What you have to do = Tally the lines of the data that include the word "horizontal" and state the total, nothing else.

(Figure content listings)
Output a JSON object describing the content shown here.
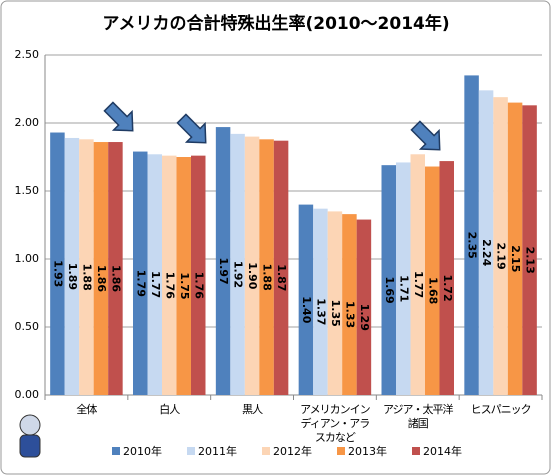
{
  "chart_data": {
    "type": "bar",
    "title": "アメリカの合計特殊出生率(2010～2014年)",
    "categories": [
      "全体",
      "白人",
      "黒人",
      "アメリカンインディアン・アラスカなど",
      "アジア・太平洋諸国",
      "ヒスパニック"
    ],
    "series": [
      {
        "name": "2010年",
        "color": "#4f81bd",
        "values": [
          1.93,
          1.79,
          1.97,
          1.4,
          1.69,
          2.35
        ],
        "value_labels": [
          "1.93",
          "1.79",
          "1.97",
          "1.40",
          "1.69",
          "2.35"
        ]
      },
      {
        "name": "2011年",
        "color": "#c6d9f1",
        "values": [
          1.89,
          1.77,
          1.92,
          1.37,
          1.71,
          2.24
        ],
        "value_labels": [
          "1.89",
          "1.77",
          "1.92",
          "1.37",
          "1.71",
          "2.24"
        ]
      },
      {
        "name": "2012年",
        "color": "#fcd5b5",
        "values": [
          1.88,
          1.76,
          1.9,
          1.35,
          1.77,
          2.19
        ],
        "value_labels": [
          "1.88",
          "1.76",
          "1.90",
          "1.35",
          "1.77",
          "2.19"
        ]
      },
      {
        "name": "2013年",
        "color": "#f79646",
        "values": [
          1.86,
          1.75,
          1.88,
          1.33,
          1.68,
          2.15
        ],
        "value_labels": [
          "1.86",
          "1.75",
          "1.88",
          "1.33",
          "1.68",
          "2.15"
        ]
      },
      {
        "name": "2014年",
        "color": "#c0504d",
        "values": [
          1.86,
          1.76,
          1.87,
          1.29,
          1.72,
          2.13
        ],
        "value_labels": [
          "1.86",
          "1.76",
          "1.87",
          "1.29",
          "1.72",
          "2.13"
        ]
      }
    ],
    "ylim": [
      0,
      2.5
    ],
    "yticks": [
      {
        "value": 0,
        "label": "0.00"
      },
      {
        "value": 0.5,
        "label": "0.50"
      },
      {
        "value": 1,
        "label": "1.00"
      },
      {
        "value": 1.5,
        "label": "1.50"
      },
      {
        "value": 2,
        "label": "2.00"
      },
      {
        "value": 2.5,
        "label": "2.50"
      }
    ],
    "grid": true
  }
}
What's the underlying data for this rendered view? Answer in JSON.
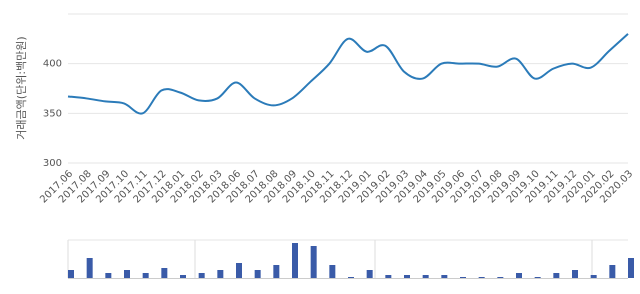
{
  "chart_data": [
    {
      "type": "line",
      "y_label": "거래금액(단위:백만원)",
      "categories": [
        "2017.06",
        "2017.08",
        "2017.09",
        "2017.10",
        "2017.11",
        "2017.12",
        "2018.01",
        "2018.02",
        "2018.03",
        "2018.06",
        "2018.07",
        "2018.08",
        "2018.09",
        "2018.10",
        "2018.11",
        "2018.12",
        "2019.01",
        "2019.02",
        "2019.03",
        "2019.04",
        "2019.05",
        "2019.06",
        "2019.07",
        "2019.08",
        "2019.09",
        "2019.10",
        "2019.11",
        "2019.12",
        "2020.01",
        "2020.02",
        "2020.03"
      ],
      "values": [
        367,
        365,
        362,
        360,
        350,
        373,
        371,
        363,
        365,
        381,
        365,
        358,
        365,
        382,
        400,
        425,
        412,
        418,
        392,
        385,
        400,
        400,
        400,
        397,
        405,
        385,
        395,
        400,
        396,
        413,
        430
      ],
      "color": "#2b7bb9",
      "ylim": [
        300,
        450
      ],
      "yticks": [
        300,
        350,
        400
      ],
      "grid": true
    },
    {
      "type": "bar",
      "values": [
        8,
        20,
        5,
        8,
        5,
        10,
        3,
        5,
        8,
        15,
        8,
        13,
        35,
        32,
        13,
        1,
        8,
        3,
        3,
        3,
        3,
        1,
        1,
        1,
        5,
        1,
        5,
        8,
        3,
        13,
        20
      ],
      "color": "#3a5ba8",
      "ylim": [
        0,
        38
      ]
    }
  ]
}
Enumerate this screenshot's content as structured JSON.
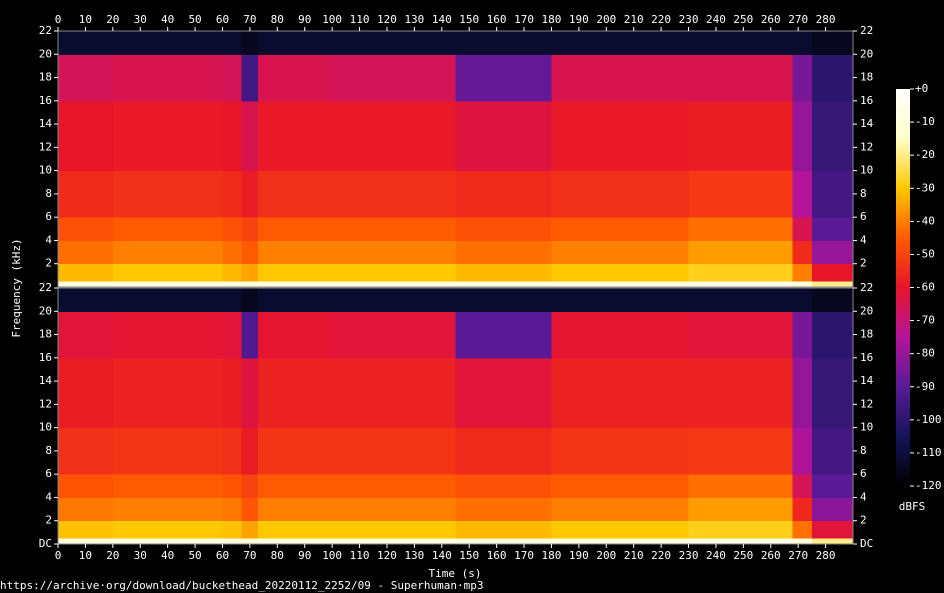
{
  "chart_data": {
    "type": "spectrogram",
    "xlabel": "Time (s)",
    "ylabel": "Frequency (kHz)",
    "colorbar_label": "dBFS",
    "footer": "https://archive·org/download/buckethead_20220112_2252/09 - Superhuman·mp3",
    "xlim": [
      0,
      290
    ],
    "xticks": [
      0,
      10,
      20,
      30,
      40,
      50,
      60,
      70,
      80,
      90,
      100,
      110,
      120,
      130,
      140,
      150,
      160,
      170,
      180,
      190,
      200,
      210,
      220,
      230,
      240,
      250,
      260,
      270,
      280
    ],
    "ylim": [
      0,
      22
    ],
    "clim": [
      -120,
      0
    ],
    "cticks": [
      {
        "value": 0,
        "label": "+0"
      },
      -10,
      -20,
      -30,
      -40,
      -50,
      -60,
      -70,
      -80,
      -90,
      -100,
      -110,
      -120
    ],
    "colormap": [
      "#000000",
      "#14145a",
      "#5a1a96",
      "#b4149a",
      "#e8142a",
      "#ff5a00",
      "#ffc800",
      "#ffffc8",
      "#ffffff"
    ],
    "time_edges": [
      0,
      20,
      40,
      60,
      67,
      73,
      100,
      145,
      180,
      230,
      268,
      275,
      290
    ],
    "freq_edges": [
      0,
      0.5,
      2,
      4,
      6,
      10,
      16,
      20,
      22
    ],
    "channels": [
      {
        "yticks": [
          2,
          4,
          6,
          8,
          10,
          12,
          14,
          16,
          18,
          20,
          22
        ],
        "z": [
          [
            -8,
            -8,
            -8,
            -8,
            -10,
            -8,
            -8,
            -8,
            -8,
            -6,
            -10,
            -20
          ],
          [
            -32,
            -30,
            -30,
            -32,
            -35,
            -30,
            -30,
            -32,
            -30,
            -28,
            -40,
            -60
          ],
          [
            -42,
            -40,
            -40,
            -42,
            -45,
            -40,
            -40,
            -42,
            -40,
            -36,
            -55,
            -80
          ],
          [
            -47,
            -45,
            -45,
            -47,
            -50,
            -45,
            -45,
            -47,
            -45,
            -42,
            -65,
            -90
          ],
          [
            -55,
            -54,
            -54,
            -55,
            -58,
            -54,
            -54,
            -55,
            -54,
            -52,
            -75,
            -95
          ],
          [
            -60,
            -59,
            -59,
            -60,
            -65,
            -59,
            -59,
            -63,
            -59,
            -58,
            -80,
            -98
          ],
          [
            -66,
            -65,
            -65,
            -66,
            -95,
            -65,
            -66,
            -88,
            -65,
            -65,
            -85,
            -100
          ],
          [
            -112,
            -112,
            -112,
            -112,
            -115,
            -112,
            -112,
            -112,
            -112,
            -112,
            -112,
            -115
          ]
        ]
      },
      {
        "yticks": [
          {
            "value": 0,
            "label": "DC"
          },
          2,
          4,
          6,
          8,
          10,
          12,
          14,
          16,
          18,
          20,
          22
        ],
        "z": [
          [
            -8,
            -8,
            -8,
            -8,
            -10,
            -8,
            -8,
            -8,
            -8,
            -6,
            -10,
            -20
          ],
          [
            -31,
            -30,
            -30,
            -31,
            -35,
            -30,
            -30,
            -32,
            -30,
            -28,
            -42,
            -62
          ],
          [
            -41,
            -40,
            -40,
            -41,
            -46,
            -40,
            -40,
            -42,
            -40,
            -36,
            -56,
            -82
          ],
          [
            -46,
            -45,
            -45,
            -46,
            -50,
            -45,
            -45,
            -47,
            -45,
            -42,
            -66,
            -90
          ],
          [
            -54,
            -53,
            -53,
            -54,
            -58,
            -53,
            -53,
            -55,
            -53,
            -52,
            -76,
            -95
          ],
          [
            -58,
            -57,
            -57,
            -58,
            -63,
            -57,
            -57,
            -62,
            -57,
            -57,
            -80,
            -98
          ],
          [
            -62,
            -61,
            -61,
            -62,
            -92,
            -61,
            -62,
            -90,
            -61,
            -62,
            -85,
            -100
          ],
          [
            -112,
            -112,
            -112,
            -112,
            -115,
            -112,
            -112,
            -112,
            -112,
            -112,
            -112,
            -115
          ]
        ]
      }
    ]
  }
}
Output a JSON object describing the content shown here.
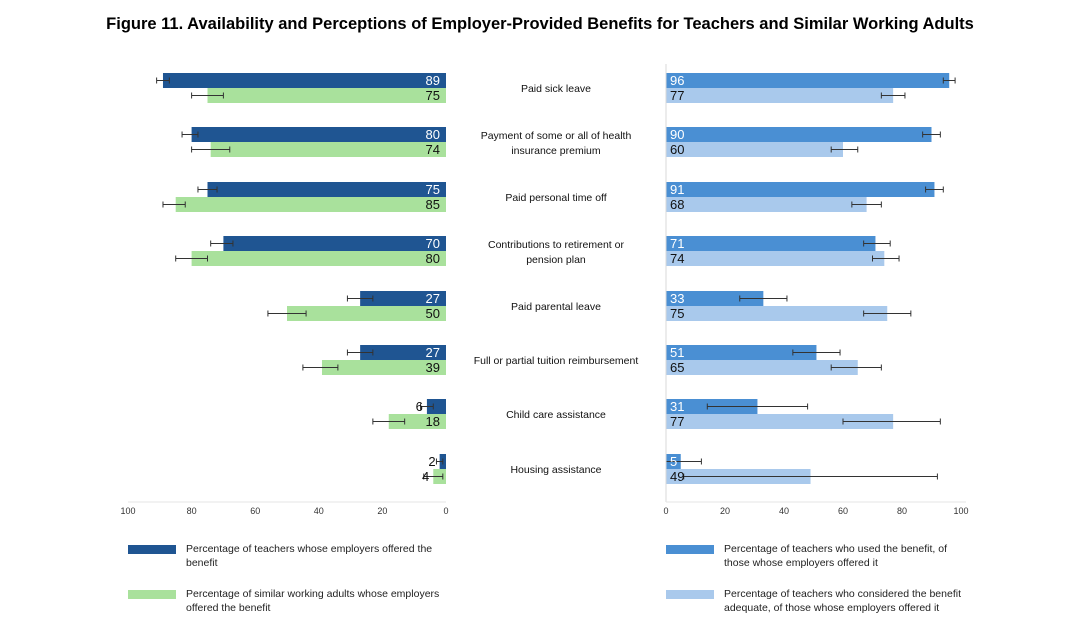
{
  "title": "Figure 11. Availability and Perceptions of Employer-Provided Benefits for Teachers and Similar Working Adults",
  "colors": {
    "teachers_offered": "#1f5592",
    "adults_offered": "#a9e19c",
    "used": "#4a8fd3",
    "adequate": "#a9c9ec",
    "errorbar": "#333333"
  },
  "chart_data": [
    {
      "type": "bar",
      "orientation": "horizontal-reversed",
      "xlim": [
        100,
        0
      ],
      "xticks": [
        "100",
        "80",
        "60",
        "40",
        "20",
        "0"
      ],
      "categories": [
        "Paid sick leave",
        "Payment of some or all of health insurance premium",
        "Paid personal time off",
        "Contributions to retirement or pension plan",
        "Paid parental leave",
        "Full or partial tuition reimbursement",
        "Child care assistance",
        "Housing assistance"
      ],
      "series": [
        {
          "name": "Percentage of teachers whose employers offered the benefit",
          "values": [
            89,
            80,
            75,
            70,
            27,
            27,
            6,
            2
          ],
          "error_low": [
            87,
            78,
            72,
            67,
            23,
            23,
            4,
            1
          ],
          "error_high": [
            91,
            83,
            78,
            74,
            31,
            31,
            8,
            3
          ]
        },
        {
          "name": "Percentage of similar working adults whose employers offered the benefit",
          "values": [
            75,
            74,
            85,
            80,
            50,
            39,
            18,
            4
          ],
          "error_low": [
            70,
            68,
            82,
            75,
            44,
            34,
            13,
            1
          ],
          "error_high": [
            80,
            80,
            89,
            85,
            56,
            45,
            23,
            7
          ]
        }
      ]
    },
    {
      "type": "bar",
      "orientation": "horizontal",
      "xlim": [
        0,
        100
      ],
      "xticks": [
        "0",
        "20",
        "40",
        "60",
        "80",
        "100"
      ],
      "categories": [
        "Paid sick leave",
        "Payment of some or all of health insurance premium",
        "Paid personal time off",
        "Contributions to retirement or pension plan",
        "Paid parental leave",
        "Full or partial tuition reimbursement",
        "Child care assistance",
        "Housing assistance"
      ],
      "series": [
        {
          "name": "Percentage of teachers who used the benefit, of those whose employers offered it",
          "values": [
            96,
            90,
            91,
            71,
            33,
            51,
            31,
            5
          ],
          "error_low": [
            94,
            87,
            88,
            67,
            25,
            43,
            14,
            0
          ],
          "error_high": [
            98,
            93,
            94,
            76,
            41,
            59,
            48,
            12
          ]
        },
        {
          "name": "Percentage of teachers who considered the benefit adequate, of those whose employers offered it",
          "values": [
            77,
            60,
            68,
            74,
            75,
            65,
            77,
            49
          ],
          "error_low": [
            73,
            56,
            63,
            70,
            67,
            56,
            60,
            6
          ],
          "error_high": [
            81,
            65,
            73,
            79,
            83,
            73,
            93,
            92
          ]
        }
      ]
    }
  ],
  "category_labels": [
    [
      "Paid sick leave"
    ],
    [
      "Payment of some or all of health",
      "insurance premium"
    ],
    [
      "Paid personal time off"
    ],
    [
      "Contributions to retirement or",
      "pension plan"
    ],
    [
      "Paid parental leave"
    ],
    [
      "Full or partial tuition reimbursement"
    ],
    [
      "Child care assistance"
    ],
    [
      "Housing assistance"
    ]
  ],
  "legend": [
    {
      "key": "teachers_offered",
      "text": "Percentage of teachers whose employers offered the benefit"
    },
    {
      "key": "adults_offered",
      "text": "Percentage of similar working adults whose employers offered the benefit"
    },
    {
      "key": "used",
      "text": "Percentage of teachers who used the benefit, of those whose employers offered it"
    },
    {
      "key": "adequate",
      "text": "Percentage of teachers who considered the benefit adequate, of those whose employers offered it"
    }
  ]
}
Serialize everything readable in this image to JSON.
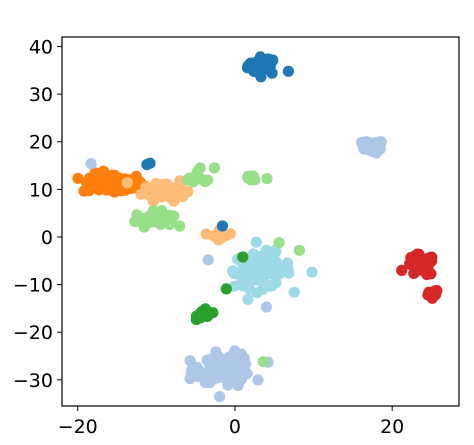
{
  "chart_data": {
    "type": "scatter",
    "title": "",
    "xlabel": "",
    "ylabel": "",
    "xlim": [
      -22,
      28.5
    ],
    "ylim": [
      -35.5,
      42
    ],
    "grid": false,
    "legend": "none",
    "xticks": [
      -20,
      0,
      20
    ],
    "yticks": [
      40,
      30,
      20,
      10,
      0,
      -10,
      -20,
      -30
    ],
    "xtick_labels": [
      "−20",
      "0",
      "20"
    ],
    "ytick_labels": [
      "40",
      "30",
      "20",
      "10",
      "0",
      "−10",
      "−20",
      "−30"
    ],
    "clusters": [
      {
        "color": "#1f77b4",
        "center": [
          3.6,
          36.0
        ],
        "spread": [
          1.3,
          1.2
        ],
        "count": 38
      },
      {
        "color": "#aec7e8",
        "center": [
          17.5,
          19.0
        ],
        "spread": [
          0.9,
          0.9
        ],
        "count": 25
      },
      {
        "color": "#ff7f0e",
        "center": [
          -15.5,
          11.2
        ],
        "spread": [
          2.6,
          1.4
        ],
        "count": 90
      },
      {
        "color": "#ffbb78",
        "center": [
          -9.0,
          10.0
        ],
        "spread": [
          1.8,
          1.6
        ],
        "count": 35
      },
      {
        "color": "#98df8a",
        "center": [
          -10.3,
          3.8
        ],
        "spread": [
          1.6,
          1.0
        ],
        "count": 35
      },
      {
        "color": "#98df8a",
        "center": [
          2.2,
          12.4
        ],
        "spread": [
          0.9,
          0.6
        ],
        "count": 10
      },
      {
        "color": "#98df8a",
        "center": [
          -4.6,
          12.8
        ],
        "spread": [
          1.3,
          1.3
        ],
        "count": 10
      },
      {
        "color": "#ffbb78",
        "center": [
          -1.7,
          0.5
        ],
        "spread": [
          0.9,
          0.7
        ],
        "count": 14
      },
      {
        "color": "#9edae5",
        "center": [
          3.5,
          -7.0
        ],
        "spread": [
          2.4,
          2.4
        ],
        "count": 120
      },
      {
        "color": "#d62728",
        "center": [
          23.6,
          -6.0
        ],
        "spread": [
          1.2,
          1.5
        ],
        "count": 45
      },
      {
        "color": "#d62728",
        "center": [
          25.0,
          -12.0
        ],
        "spread": [
          0.6,
          0.7
        ],
        "count": 10
      },
      {
        "color": "#2ca02c",
        "center": [
          -3.9,
          -16.2
        ],
        "spread": [
          0.6,
          0.6
        ],
        "count": 30
      },
      {
        "color": "#aec7e8",
        "center": [
          -1.0,
          -27.5
        ],
        "spread": [
          2.2,
          2.0
        ],
        "count": 80
      },
      {
        "color": "#aec7e8",
        "center": [
          -5.2,
          -29.0
        ],
        "spread": [
          0.8,
          0.9
        ],
        "count": 10
      }
    ],
    "points": [
      {
        "x": -11.2,
        "y": 15.2,
        "color": "#1f77b4"
      },
      {
        "x": -10.8,
        "y": 15.5,
        "color": "#1f77b4"
      },
      {
        "x": -1.6,
        "y": 2.3,
        "color": "#1f77b4"
      },
      {
        "x": -18.3,
        "y": 15.4,
        "color": "#aec7e8"
      },
      {
        "x": 9.8,
        "y": -7.4,
        "color": "#9edae5"
      },
      {
        "x": 8.2,
        "y": -2.8,
        "color": "#98df8a"
      },
      {
        "x": 5.6,
        "y": -1.2,
        "color": "#98df8a"
      },
      {
        "x": -1.1,
        "y": -10.9,
        "color": "#2ca02c"
      },
      {
        "x": 1.0,
        "y": -4.2,
        "color": "#2ca02c"
      },
      {
        "x": 3.6,
        "y": -26.2,
        "color": "#98df8a"
      },
      {
        "x": 6.8,
        "y": 34.8,
        "color": "#1f77b4"
      },
      {
        "x": -3.4,
        "y": -4.8,
        "color": "#aec7e8"
      },
      {
        "x": 4.0,
        "y": -14.7,
        "color": "#aec7e8"
      },
      {
        "x": 0.4,
        "y": -31.2,
        "color": "#aec7e8"
      }
    ]
  }
}
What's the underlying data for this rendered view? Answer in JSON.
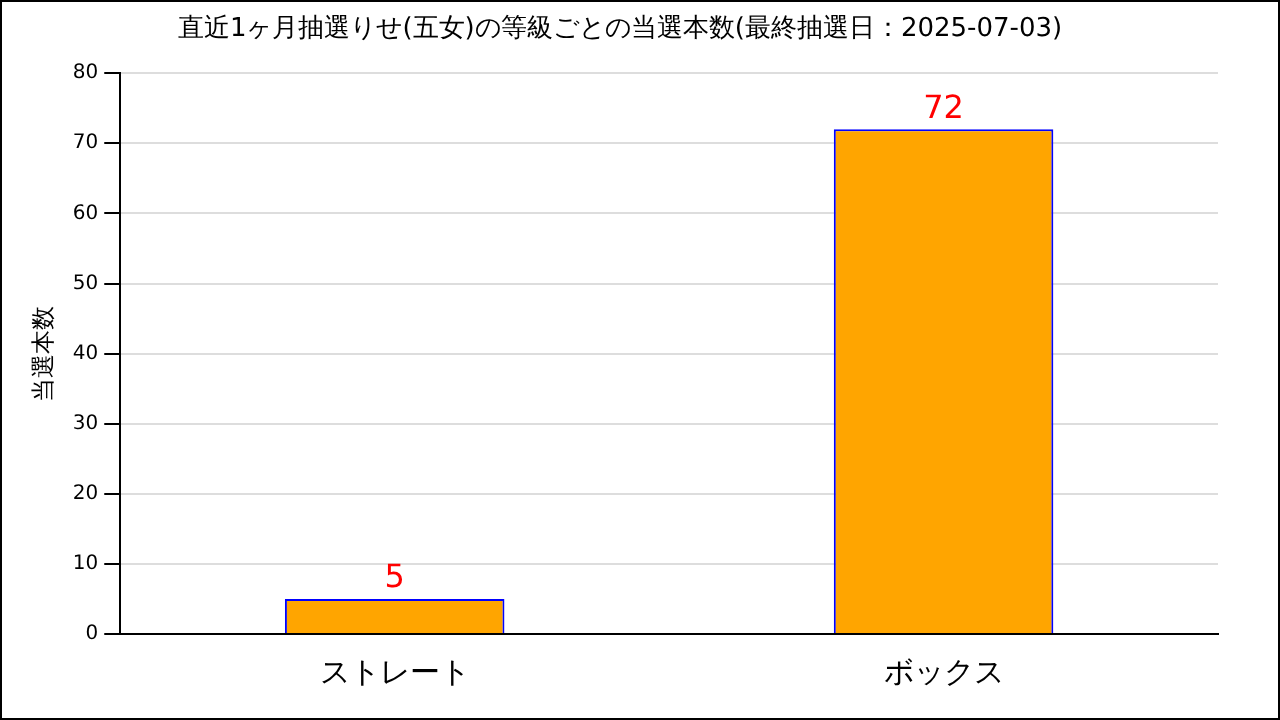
{
  "chart_data": {
    "type": "bar",
    "title": "直近1ヶ月抽選りせ(五女)の等級ごとの当選本数(最終抽選日：2025-07-03)",
    "ylabel": "当選本数",
    "categories": [
      "ストレート",
      "ボックス"
    ],
    "values": [
      5,
      72
    ],
    "color": "#ffa500",
    "ylim": [
      0,
      80
    ],
    "yticks": [
      0,
      10,
      20,
      30,
      40,
      50,
      60,
      70,
      80
    ],
    "grid": "y",
    "data_labels": true,
    "legend": false
  }
}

The result = 2